(Element and region listings)
[start]
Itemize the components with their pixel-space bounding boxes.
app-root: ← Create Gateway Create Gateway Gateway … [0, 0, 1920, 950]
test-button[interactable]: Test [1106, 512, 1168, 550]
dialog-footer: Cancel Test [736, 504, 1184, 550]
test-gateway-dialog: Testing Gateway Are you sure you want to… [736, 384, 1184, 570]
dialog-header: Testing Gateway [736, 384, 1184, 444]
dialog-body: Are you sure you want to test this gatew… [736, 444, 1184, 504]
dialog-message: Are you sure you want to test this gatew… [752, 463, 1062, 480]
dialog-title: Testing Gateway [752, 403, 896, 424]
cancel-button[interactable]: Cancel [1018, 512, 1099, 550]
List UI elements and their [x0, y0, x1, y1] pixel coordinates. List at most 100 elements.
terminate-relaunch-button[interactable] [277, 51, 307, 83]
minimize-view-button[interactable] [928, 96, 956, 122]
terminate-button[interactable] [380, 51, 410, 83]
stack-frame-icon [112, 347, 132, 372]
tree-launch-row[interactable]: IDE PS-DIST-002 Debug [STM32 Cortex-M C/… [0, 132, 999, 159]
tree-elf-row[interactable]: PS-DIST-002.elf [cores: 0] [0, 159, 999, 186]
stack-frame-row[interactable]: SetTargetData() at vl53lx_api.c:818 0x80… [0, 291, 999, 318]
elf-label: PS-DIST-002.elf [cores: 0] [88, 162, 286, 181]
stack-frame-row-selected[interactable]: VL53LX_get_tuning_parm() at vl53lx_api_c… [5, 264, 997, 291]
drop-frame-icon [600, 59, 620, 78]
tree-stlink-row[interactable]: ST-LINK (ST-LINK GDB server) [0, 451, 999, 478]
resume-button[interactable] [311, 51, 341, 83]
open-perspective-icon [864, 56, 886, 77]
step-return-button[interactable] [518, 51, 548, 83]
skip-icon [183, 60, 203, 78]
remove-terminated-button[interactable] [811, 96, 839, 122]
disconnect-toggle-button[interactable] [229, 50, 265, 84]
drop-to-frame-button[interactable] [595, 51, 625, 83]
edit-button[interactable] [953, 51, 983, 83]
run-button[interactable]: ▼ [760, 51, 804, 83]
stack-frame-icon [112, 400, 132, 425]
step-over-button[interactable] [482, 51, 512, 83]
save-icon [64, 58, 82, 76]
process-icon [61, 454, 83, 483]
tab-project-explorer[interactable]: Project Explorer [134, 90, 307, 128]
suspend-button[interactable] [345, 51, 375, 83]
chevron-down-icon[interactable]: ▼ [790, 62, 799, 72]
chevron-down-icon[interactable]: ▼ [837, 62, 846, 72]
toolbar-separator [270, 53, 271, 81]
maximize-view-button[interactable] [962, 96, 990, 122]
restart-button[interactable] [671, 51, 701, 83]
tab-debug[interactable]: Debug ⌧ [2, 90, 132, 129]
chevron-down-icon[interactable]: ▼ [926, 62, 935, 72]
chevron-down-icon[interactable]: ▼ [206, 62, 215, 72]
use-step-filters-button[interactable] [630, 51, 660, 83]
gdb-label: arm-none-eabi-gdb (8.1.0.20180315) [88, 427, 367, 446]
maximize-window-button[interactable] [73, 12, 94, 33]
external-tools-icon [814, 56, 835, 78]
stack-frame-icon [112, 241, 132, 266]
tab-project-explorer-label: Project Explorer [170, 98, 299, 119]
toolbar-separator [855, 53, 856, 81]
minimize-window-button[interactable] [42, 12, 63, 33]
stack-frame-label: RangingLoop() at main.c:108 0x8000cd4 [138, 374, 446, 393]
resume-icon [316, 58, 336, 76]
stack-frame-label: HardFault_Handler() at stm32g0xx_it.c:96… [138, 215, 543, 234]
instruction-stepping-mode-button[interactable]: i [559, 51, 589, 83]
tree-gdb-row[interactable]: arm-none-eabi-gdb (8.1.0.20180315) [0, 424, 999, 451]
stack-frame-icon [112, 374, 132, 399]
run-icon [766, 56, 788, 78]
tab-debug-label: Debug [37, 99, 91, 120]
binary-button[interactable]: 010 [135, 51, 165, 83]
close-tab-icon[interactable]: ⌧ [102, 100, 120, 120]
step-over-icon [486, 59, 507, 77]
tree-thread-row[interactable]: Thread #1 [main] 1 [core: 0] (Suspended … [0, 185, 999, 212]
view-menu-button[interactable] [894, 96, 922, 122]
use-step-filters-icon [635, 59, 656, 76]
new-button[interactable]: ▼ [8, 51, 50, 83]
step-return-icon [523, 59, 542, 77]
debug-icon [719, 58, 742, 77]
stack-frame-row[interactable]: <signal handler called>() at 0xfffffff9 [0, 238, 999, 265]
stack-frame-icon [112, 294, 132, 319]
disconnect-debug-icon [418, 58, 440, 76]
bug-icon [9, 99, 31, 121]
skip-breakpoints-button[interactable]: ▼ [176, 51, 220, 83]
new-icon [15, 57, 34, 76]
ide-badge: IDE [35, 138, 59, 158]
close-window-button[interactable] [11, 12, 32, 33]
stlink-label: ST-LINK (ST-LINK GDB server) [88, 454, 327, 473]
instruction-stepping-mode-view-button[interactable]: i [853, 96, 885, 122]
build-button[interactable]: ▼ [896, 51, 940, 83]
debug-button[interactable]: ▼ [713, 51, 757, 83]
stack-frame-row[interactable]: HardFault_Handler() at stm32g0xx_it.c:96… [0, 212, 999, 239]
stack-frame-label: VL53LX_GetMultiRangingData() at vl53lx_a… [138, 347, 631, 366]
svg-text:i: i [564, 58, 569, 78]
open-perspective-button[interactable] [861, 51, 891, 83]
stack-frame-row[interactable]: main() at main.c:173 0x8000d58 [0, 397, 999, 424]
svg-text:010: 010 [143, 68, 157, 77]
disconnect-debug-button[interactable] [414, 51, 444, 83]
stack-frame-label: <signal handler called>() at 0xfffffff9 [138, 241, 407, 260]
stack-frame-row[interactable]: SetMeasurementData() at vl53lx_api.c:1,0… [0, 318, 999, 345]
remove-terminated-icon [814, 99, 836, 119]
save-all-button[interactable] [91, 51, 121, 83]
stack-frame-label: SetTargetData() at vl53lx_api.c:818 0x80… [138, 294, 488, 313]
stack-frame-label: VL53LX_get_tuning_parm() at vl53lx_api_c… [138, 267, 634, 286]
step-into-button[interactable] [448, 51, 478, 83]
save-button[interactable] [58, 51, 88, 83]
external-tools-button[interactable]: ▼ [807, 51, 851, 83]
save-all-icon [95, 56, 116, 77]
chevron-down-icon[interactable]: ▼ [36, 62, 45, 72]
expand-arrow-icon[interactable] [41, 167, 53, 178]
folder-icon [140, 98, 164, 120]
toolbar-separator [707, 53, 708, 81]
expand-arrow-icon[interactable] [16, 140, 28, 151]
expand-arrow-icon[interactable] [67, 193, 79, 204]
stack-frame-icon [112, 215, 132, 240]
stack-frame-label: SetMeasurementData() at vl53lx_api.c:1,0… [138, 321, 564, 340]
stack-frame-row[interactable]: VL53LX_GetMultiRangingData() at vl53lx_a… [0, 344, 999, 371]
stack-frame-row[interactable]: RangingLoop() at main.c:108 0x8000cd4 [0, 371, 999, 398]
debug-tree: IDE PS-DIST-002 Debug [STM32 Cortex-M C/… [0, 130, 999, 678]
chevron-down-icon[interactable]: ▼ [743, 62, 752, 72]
[end]
Work to complete: Reproduce all of the material above line for line, without changing a single character.

Exercise result:
Itemize the components with their pixel-space bounding boxes.
app-root: ← Create Gateway Create Gateway Gateway … [0, 0, 1920, 950]
test-button[interactable]: Test [1106, 512, 1168, 550]
dialog-footer: Cancel Test [736, 504, 1184, 550]
test-gateway-dialog: Testing Gateway Are you sure you want to… [736, 384, 1184, 570]
dialog-header: Testing Gateway [736, 384, 1184, 444]
dialog-body: Are you sure you want to test this gatew… [736, 444, 1184, 504]
dialog-message: Are you sure you want to test this gatew… [752, 463, 1062, 480]
dialog-title: Testing Gateway [752, 403, 896, 424]
cancel-button[interactable]: Cancel [1018, 512, 1099, 550]
List UI elements and their [x0, y0, x1, y1] pixel coordinates. List at most 100 elements.
terminate-relaunch-button[interactable] [277, 51, 307, 83]
minimize-view-button[interactable] [928, 96, 956, 122]
terminate-button[interactable] [380, 51, 410, 83]
stack-frame-icon [112, 347, 132, 372]
tree-launch-row[interactable]: IDE PS-DIST-002 Debug [STM32 Cortex-M C/… [0, 132, 999, 159]
tree-elf-row[interactable]: PS-DIST-002.elf [cores: 0] [0, 159, 999, 186]
stack-frame-row[interactable]: SetTargetData() at vl53lx_api.c:818 0x80… [0, 291, 999, 318]
elf-label: PS-DIST-002.elf [cores: 0] [88, 162, 286, 181]
stack-frame-row-selected[interactable]: VL53LX_get_tuning_parm() at vl53lx_api_c… [5, 264, 997, 291]
drop-frame-icon [600, 59, 620, 78]
tree-stlink-row[interactable]: ST-LINK (ST-LINK GDB server) [0, 451, 999, 478]
resume-button[interactable] [311, 51, 341, 83]
open-perspective-icon [864, 56, 886, 77]
step-return-button[interactable] [518, 51, 548, 83]
skip-icon [183, 60, 203, 78]
remove-terminated-button[interactable] [811, 96, 839, 122]
disconnect-toggle-button[interactable] [229, 50, 265, 84]
drop-to-frame-button[interactable] [595, 51, 625, 83]
edit-button[interactable] [953, 51, 983, 83]
run-button[interactable]: ▼ [760, 51, 804, 83]
stack-frame-icon [112, 400, 132, 425]
step-over-button[interactable] [482, 51, 512, 83]
save-icon [64, 58, 82, 76]
process-icon [61, 454, 83, 483]
tab-project-explorer[interactable]: Project Explorer [134, 90, 307, 128]
suspend-button[interactable] [345, 51, 375, 83]
chevron-down-icon[interactable]: ▼ [790, 62, 799, 72]
chevron-down-icon[interactable]: ▼ [837, 62, 846, 72]
toolbar-separator [270, 53, 271, 81]
maximize-view-button[interactable] [962, 96, 990, 122]
restart-button[interactable] [671, 51, 701, 83]
tab-debug[interactable]: Debug ⌧ [2, 90, 132, 129]
chevron-down-icon[interactable]: ▼ [926, 62, 935, 72]
chevron-down-icon[interactable]: ▼ [206, 62, 215, 72]
use-step-filters-button[interactable] [630, 51, 660, 83]
gdb-label: arm-none-eabi-gdb (8.1.0.20180315) [88, 427, 367, 446]
maximize-window-button[interactable] [73, 12, 94, 33]
external-tools-icon [814, 56, 835, 78]
stack-frame-icon [112, 241, 132, 266]
tab-project-explorer-label: Project Explorer [170, 98, 299, 119]
toolbar-separator [855, 53, 856, 81]
minimize-window-button[interactable] [42, 12, 63, 33]
stack-frame-label: RangingLoop() at main.c:108 0x8000cd4 [138, 374, 446, 393]
resume-icon [316, 58, 336, 76]
stack-frame-label: HardFault_Handler() at stm32g0xx_it.c:96… [138, 215, 543, 234]
instruction-stepping-mode-button[interactable]: i [559, 51, 589, 83]
tree-gdb-row[interactable]: arm-none-eabi-gdb (8.1.0.20180315) [0, 424, 999, 451]
stack-frame-icon [112, 374, 132, 399]
run-icon [766, 56, 788, 78]
tab-debug-label: Debug [37, 99, 91, 120]
binary-button[interactable]: 010 [135, 51, 165, 83]
close-tab-icon[interactable]: ⌧ [102, 100, 120, 120]
step-over-icon [486, 59, 507, 77]
tree-thread-row[interactable]: Thread #1 [main] 1 [core: 0] (Suspended … [0, 185, 999, 212]
view-menu-button[interactable] [894, 96, 922, 122]
use-step-filters-icon [635, 59, 656, 76]
new-button[interactable]: ▼ [8, 51, 50, 83]
step-return-icon [523, 59, 542, 77]
debug-icon [719, 58, 742, 77]
stack-frame-row[interactable]: <signal handler called>() at 0xfffffff9 [0, 238, 999, 265]
stack-frame-icon [112, 294, 132, 319]
disconnect-debug-icon [418, 58, 440, 76]
bug-icon [9, 99, 31, 121]
skip-breakpoints-button[interactable]: ▼ [176, 51, 220, 83]
new-icon [15, 57, 34, 76]
ide-badge: IDE [35, 138, 59, 158]
close-window-button[interactable] [11, 12, 32, 33]
stlink-label: ST-LINK (ST-LINK GDB server) [88, 454, 327, 473]
instruction-stepping-mode-view-button[interactable]: i [853, 96, 885, 122]
build-button[interactable]: ▼ [896, 51, 940, 83]
debug-button[interactable]: ▼ [713, 51, 757, 83]
stack-frame-row[interactable]: HardFault_Handler() at stm32g0xx_it.c:96… [0, 212, 999, 239]
stack-frame-label: VL53LX_GetMultiRangingData() at vl53lx_a… [138, 347, 631, 366]
svg-text:i: i [564, 58, 569, 78]
open-perspective-button[interactable] [861, 51, 891, 83]
stack-frame-row[interactable]: main() at main.c:173 0x8000d58 [0, 397, 999, 424]
svg-text:010: 010 [143, 68, 157, 77]
disconnect-debug-button[interactable] [414, 51, 444, 83]
stack-frame-label: <signal handler called>() at 0xfffffff9 [138, 241, 407, 260]
stack-frame-row[interactable]: SetMeasurementData() at vl53lx_api.c:1,0… [0, 318, 999, 345]
remove-terminated-icon [814, 99, 836, 119]
save-all-button[interactable] [91, 51, 121, 83]
stack-frame-label: SetTargetData() at vl53lx_api.c:818 0x80… [138, 294, 488, 313]
stack-frame-label: VL53LX_get_tuning_parm() at vl53lx_api_c… [138, 267, 634, 286]
step-into-button[interactable] [448, 51, 478, 83]
save-button[interactable] [58, 51, 88, 83]
external-tools-button[interactable]: ▼ [807, 51, 851, 83]
save-all-icon [95, 56, 116, 77]
chevron-down-icon[interactable]: ▼ [36, 62, 45, 72]
expand-arrow-icon[interactable] [41, 167, 53, 178]
folder-icon [140, 98, 164, 120]
toolbar-separator [707, 53, 708, 81]
expand-arrow-icon[interactable] [16, 140, 28, 151]
expand-arrow-icon[interactable] [67, 193, 79, 204]
stack-frame-icon [112, 215, 132, 240]
stack-frame-label: SetMeasurementData() at vl53lx_api.c:1,0… [138, 321, 564, 340]
stack-frame-row[interactable]: VL53LX_GetMultiRangingData() at vl53lx_a… [0, 344, 999, 371]
stack-frame-row[interactable]: RangingLoop() at main.c:108 0x8000cd4 [0, 371, 999, 398]
debug-tree: IDE PS-DIST-002 Debug [STM32 Cortex-M C/… [0, 130, 999, 678]
chevron-down-icon[interactable]: ▼ [743, 62, 752, 72]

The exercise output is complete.